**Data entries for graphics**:
***

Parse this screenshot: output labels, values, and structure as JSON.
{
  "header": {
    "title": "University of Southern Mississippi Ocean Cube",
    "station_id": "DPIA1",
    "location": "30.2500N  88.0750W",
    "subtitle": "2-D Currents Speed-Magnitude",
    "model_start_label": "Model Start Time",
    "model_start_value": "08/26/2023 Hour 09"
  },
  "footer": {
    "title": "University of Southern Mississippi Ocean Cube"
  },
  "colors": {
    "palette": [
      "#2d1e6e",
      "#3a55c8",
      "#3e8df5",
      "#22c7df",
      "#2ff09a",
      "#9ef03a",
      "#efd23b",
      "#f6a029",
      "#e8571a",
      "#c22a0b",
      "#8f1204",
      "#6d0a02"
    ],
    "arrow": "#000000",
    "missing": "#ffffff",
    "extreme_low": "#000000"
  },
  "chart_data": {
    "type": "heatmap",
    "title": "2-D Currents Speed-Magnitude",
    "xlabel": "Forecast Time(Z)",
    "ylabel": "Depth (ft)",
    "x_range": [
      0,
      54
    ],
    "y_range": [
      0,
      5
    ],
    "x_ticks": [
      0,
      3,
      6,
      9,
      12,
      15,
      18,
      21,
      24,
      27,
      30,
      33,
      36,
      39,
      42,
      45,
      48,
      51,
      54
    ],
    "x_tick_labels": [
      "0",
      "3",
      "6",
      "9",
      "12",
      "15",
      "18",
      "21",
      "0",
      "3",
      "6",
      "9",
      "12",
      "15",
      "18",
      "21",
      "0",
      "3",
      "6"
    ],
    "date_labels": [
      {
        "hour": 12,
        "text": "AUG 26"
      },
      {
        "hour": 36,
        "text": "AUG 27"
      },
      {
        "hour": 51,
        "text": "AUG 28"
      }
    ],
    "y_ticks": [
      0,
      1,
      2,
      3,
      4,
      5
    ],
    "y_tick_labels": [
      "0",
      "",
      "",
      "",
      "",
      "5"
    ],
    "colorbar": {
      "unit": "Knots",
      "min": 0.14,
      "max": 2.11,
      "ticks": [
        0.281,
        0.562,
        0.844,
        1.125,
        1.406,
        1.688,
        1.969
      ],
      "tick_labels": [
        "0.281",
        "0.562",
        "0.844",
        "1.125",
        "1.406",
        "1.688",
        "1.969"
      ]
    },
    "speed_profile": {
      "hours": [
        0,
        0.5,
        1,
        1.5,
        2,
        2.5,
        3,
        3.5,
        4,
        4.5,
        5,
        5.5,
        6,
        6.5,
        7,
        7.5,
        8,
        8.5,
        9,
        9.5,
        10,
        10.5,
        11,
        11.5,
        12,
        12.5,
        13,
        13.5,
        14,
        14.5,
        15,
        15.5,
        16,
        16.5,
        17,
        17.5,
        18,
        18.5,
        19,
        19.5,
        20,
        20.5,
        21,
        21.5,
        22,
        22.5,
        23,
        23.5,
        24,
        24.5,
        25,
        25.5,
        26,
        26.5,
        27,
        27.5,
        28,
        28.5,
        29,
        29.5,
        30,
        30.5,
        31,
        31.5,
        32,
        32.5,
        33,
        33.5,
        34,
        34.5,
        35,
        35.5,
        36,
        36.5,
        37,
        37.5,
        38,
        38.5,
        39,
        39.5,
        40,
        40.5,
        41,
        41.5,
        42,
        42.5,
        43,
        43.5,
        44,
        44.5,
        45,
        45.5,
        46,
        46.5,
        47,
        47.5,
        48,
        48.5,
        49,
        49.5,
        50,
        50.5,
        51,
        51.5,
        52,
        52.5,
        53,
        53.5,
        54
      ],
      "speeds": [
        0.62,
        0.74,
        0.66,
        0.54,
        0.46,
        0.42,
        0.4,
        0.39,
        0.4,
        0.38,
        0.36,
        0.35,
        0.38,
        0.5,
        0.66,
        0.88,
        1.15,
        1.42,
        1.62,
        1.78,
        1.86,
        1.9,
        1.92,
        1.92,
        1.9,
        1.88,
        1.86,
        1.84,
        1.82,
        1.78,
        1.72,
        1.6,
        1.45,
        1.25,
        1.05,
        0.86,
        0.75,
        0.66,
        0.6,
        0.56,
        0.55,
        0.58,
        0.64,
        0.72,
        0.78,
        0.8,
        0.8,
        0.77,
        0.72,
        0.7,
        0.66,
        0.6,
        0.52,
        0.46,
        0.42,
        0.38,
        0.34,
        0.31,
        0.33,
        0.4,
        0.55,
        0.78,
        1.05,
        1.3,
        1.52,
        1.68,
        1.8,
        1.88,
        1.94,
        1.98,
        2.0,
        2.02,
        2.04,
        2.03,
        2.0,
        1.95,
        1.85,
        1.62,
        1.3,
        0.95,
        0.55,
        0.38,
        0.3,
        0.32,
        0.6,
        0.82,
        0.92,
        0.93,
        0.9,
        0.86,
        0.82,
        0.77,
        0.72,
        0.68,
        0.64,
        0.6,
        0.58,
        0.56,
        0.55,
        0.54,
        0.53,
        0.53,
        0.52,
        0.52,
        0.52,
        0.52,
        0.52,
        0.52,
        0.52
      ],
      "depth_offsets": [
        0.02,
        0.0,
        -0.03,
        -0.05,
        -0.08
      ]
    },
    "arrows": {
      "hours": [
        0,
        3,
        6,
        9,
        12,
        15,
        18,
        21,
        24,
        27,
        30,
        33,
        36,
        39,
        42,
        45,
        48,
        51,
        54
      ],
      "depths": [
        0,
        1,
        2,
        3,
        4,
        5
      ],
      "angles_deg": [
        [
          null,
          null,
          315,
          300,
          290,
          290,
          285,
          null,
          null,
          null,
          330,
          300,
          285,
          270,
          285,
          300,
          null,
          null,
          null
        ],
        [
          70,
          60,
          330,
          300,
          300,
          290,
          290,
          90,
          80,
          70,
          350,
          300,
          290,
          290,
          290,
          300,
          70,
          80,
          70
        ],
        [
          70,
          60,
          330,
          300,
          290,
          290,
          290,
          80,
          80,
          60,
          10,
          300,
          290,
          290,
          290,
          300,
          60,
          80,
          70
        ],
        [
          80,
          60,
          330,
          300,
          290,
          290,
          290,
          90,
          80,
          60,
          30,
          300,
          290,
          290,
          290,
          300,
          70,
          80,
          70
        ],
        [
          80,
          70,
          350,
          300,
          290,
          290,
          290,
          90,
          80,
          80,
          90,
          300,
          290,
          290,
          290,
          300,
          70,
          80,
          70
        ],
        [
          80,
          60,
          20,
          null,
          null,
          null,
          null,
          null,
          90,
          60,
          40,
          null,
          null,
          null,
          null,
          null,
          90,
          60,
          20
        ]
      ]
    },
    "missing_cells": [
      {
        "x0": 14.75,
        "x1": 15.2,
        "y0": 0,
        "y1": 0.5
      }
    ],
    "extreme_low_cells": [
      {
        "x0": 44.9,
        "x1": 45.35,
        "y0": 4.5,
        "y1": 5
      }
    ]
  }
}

***

**Work to be completed**: Every entry above needs to be quoted exactly.

**Final result**:
Parse this screenshot: output labels, values, and structure as JSON.
{
  "header": {
    "title": "University of Southern Mississippi Ocean Cube",
    "station_id": "DPIA1",
    "location": "30.2500N  88.0750W",
    "subtitle": "2-D Currents Speed-Magnitude",
    "model_start_label": "Model Start Time",
    "model_start_value": "08/26/2023 Hour 09"
  },
  "footer": {
    "title": "University of Southern Mississippi Ocean Cube"
  },
  "colors": {
    "palette": [
      "#2d1e6e",
      "#3a55c8",
      "#3e8df5",
      "#22c7df",
      "#2ff09a",
      "#9ef03a",
      "#efd23b",
      "#f6a029",
      "#e8571a",
      "#c22a0b",
      "#8f1204",
      "#6d0a02"
    ],
    "arrow": "#000000",
    "missing": "#ffffff",
    "extreme_low": "#000000"
  },
  "chart_data": {
    "type": "heatmap",
    "title": "2-D Currents Speed-Magnitude",
    "xlabel": "Forecast Time(Z)",
    "ylabel": "Depth (ft)",
    "x_range": [
      0,
      54
    ],
    "y_range": [
      0,
      5
    ],
    "x_ticks": [
      0,
      3,
      6,
      9,
      12,
      15,
      18,
      21,
      24,
      27,
      30,
      33,
      36,
      39,
      42,
      45,
      48,
      51,
      54
    ],
    "x_tick_labels": [
      "0",
      "3",
      "6",
      "9",
      "12",
      "15",
      "18",
      "21",
      "0",
      "3",
      "6",
      "9",
      "12",
      "15",
      "18",
      "21",
      "0",
      "3",
      "6"
    ],
    "date_labels": [
      {
        "hour": 12,
        "text": "AUG 26"
      },
      {
        "hour": 36,
        "text": "AUG 27"
      },
      {
        "hour": 51,
        "text": "AUG 28"
      }
    ],
    "y_ticks": [
      0,
      1,
      2,
      3,
      4,
      5
    ],
    "y_tick_labels": [
      "0",
      "",
      "",
      "",
      "",
      "5"
    ],
    "colorbar": {
      "unit": "Knots",
      "min": 0.14,
      "max": 2.11,
      "ticks": [
        0.281,
        0.562,
        0.844,
        1.125,
        1.406,
        1.688,
        1.969
      ],
      "tick_labels": [
        "0.281",
        "0.562",
        "0.844",
        "1.125",
        "1.406",
        "1.688",
        "1.969"
      ]
    },
    "speed_profile": {
      "hours": [
        0,
        0.5,
        1,
        1.5,
        2,
        2.5,
        3,
        3.5,
        4,
        4.5,
        5,
        5.5,
        6,
        6.5,
        7,
        7.5,
        8,
        8.5,
        9,
        9.5,
        10,
        10.5,
        11,
        11.5,
        12,
        12.5,
        13,
        13.5,
        14,
        14.5,
        15,
        15.5,
        16,
        16.5,
        17,
        17.5,
        18,
        18.5,
        19,
        19.5,
        20,
        20.5,
        21,
        21.5,
        22,
        22.5,
        23,
        23.5,
        24,
        24.5,
        25,
        25.5,
        26,
        26.5,
        27,
        27.5,
        28,
        28.5,
        29,
        29.5,
        30,
        30.5,
        31,
        31.5,
        32,
        32.5,
        33,
        33.5,
        34,
        34.5,
        35,
        35.5,
        36,
        36.5,
        37,
        37.5,
        38,
        38.5,
        39,
        39.5,
        40,
        40.5,
        41,
        41.5,
        42,
        42.5,
        43,
        43.5,
        44,
        44.5,
        45,
        45.5,
        46,
        46.5,
        47,
        47.5,
        48,
        48.5,
        49,
        49.5,
        50,
        50.5,
        51,
        51.5,
        52,
        52.5,
        53,
        53.5,
        54
      ],
      "speeds": [
        0.62,
        0.74,
        0.66,
        0.54,
        0.46,
        0.42,
        0.4,
        0.39,
        0.4,
        0.38,
        0.36,
        0.35,
        0.38,
        0.5,
        0.66,
        0.88,
        1.15,
        1.42,
        1.62,
        1.78,
        1.86,
        1.9,
        1.92,
        1.92,
        1.9,
        1.88,
        1.86,
        1.84,
        1.82,
        1.78,
        1.72,
        1.6,
        1.45,
        1.25,
        1.05,
        0.86,
        0.75,
        0.66,
        0.6,
        0.56,
        0.55,
        0.58,
        0.64,
        0.72,
        0.78,
        0.8,
        0.8,
        0.77,
        0.72,
        0.7,
        0.66,
        0.6,
        0.52,
        0.46,
        0.42,
        0.38,
        0.34,
        0.31,
        0.33,
        0.4,
        0.55,
        0.78,
        1.05,
        1.3,
        1.52,
        1.68,
        1.8,
        1.88,
        1.94,
        1.98,
        2.0,
        2.02,
        2.04,
        2.03,
        2.0,
        1.95,
        1.85,
        1.62,
        1.3,
        0.95,
        0.55,
        0.38,
        0.3,
        0.32,
        0.6,
        0.82,
        0.92,
        0.93,
        0.9,
        0.86,
        0.82,
        0.77,
        0.72,
        0.68,
        0.64,
        0.6,
        0.58,
        0.56,
        0.55,
        0.54,
        0.53,
        0.53,
        0.52,
        0.52,
        0.52,
        0.52,
        0.52,
        0.52,
        0.52
      ],
      "depth_offsets": [
        0.02,
        0.0,
        -0.03,
        -0.05,
        -0.08
      ]
    },
    "arrows": {
      "hours": [
        0,
        3,
        6,
        9,
        12,
        15,
        18,
        21,
        24,
        27,
        30,
        33,
        36,
        39,
        42,
        45,
        48,
        51,
        54
      ],
      "depths": [
        0,
        1,
        2,
        3,
        4,
        5
      ],
      "angles_deg": [
        [
          null,
          null,
          315,
          300,
          290,
          290,
          285,
          null,
          null,
          null,
          330,
          300,
          285,
          270,
          285,
          300,
          null,
          null,
          null
        ],
        [
          70,
          60,
          330,
          300,
          300,
          290,
          290,
          90,
          80,
          70,
          350,
          300,
          290,
          290,
          290,
          300,
          70,
          80,
          70
        ],
        [
          70,
          60,
          330,
          300,
          290,
          290,
          290,
          80,
          80,
          60,
          10,
          300,
          290,
          290,
          290,
          300,
          60,
          80,
          70
        ],
        [
          80,
          60,
          330,
          300,
          290,
          290,
          290,
          90,
          80,
          60,
          30,
          300,
          290,
          290,
          290,
          300,
          70,
          80,
          70
        ],
        [
          80,
          70,
          350,
          300,
          290,
          290,
          290,
          90,
          80,
          80,
          90,
          300,
          290,
          290,
          290,
          300,
          70,
          80,
          70
        ],
        [
          80,
          60,
          20,
          null,
          null,
          null,
          null,
          null,
          90,
          60,
          40,
          null,
          null,
          null,
          null,
          null,
          90,
          60,
          20
        ]
      ]
    },
    "missing_cells": [
      {
        "x0": 14.75,
        "x1": 15.2,
        "y0": 0,
        "y1": 0.5
      }
    ],
    "extreme_low_cells": [
      {
        "x0": 44.9,
        "x1": 45.35,
        "y0": 4.5,
        "y1": 5
      }
    ]
  }
}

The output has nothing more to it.